--- SUPPLIED DATA ---

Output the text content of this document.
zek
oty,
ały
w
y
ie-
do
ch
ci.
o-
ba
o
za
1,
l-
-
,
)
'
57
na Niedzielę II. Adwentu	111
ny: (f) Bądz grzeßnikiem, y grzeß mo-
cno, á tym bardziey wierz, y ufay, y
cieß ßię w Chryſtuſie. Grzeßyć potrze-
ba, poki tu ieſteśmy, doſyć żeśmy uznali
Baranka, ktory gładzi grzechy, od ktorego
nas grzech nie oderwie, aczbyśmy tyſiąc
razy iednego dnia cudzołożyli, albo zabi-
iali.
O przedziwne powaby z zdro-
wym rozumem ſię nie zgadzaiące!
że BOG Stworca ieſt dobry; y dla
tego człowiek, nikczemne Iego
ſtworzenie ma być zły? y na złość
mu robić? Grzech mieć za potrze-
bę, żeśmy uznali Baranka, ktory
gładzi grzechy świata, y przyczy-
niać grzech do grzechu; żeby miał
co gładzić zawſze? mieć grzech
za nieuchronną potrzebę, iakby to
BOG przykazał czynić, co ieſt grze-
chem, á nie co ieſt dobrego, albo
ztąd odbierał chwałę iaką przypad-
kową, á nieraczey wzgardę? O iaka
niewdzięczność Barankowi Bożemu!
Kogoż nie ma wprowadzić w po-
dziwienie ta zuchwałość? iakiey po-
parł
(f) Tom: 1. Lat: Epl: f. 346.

---

List every line from the entries above in which "Baranka" appears.

> ANSWER FOR THIS EXERCISE:
Baranka, ktory gładzi grzechy, od ktorego
bę, żeśmy uznali Baranka, ktory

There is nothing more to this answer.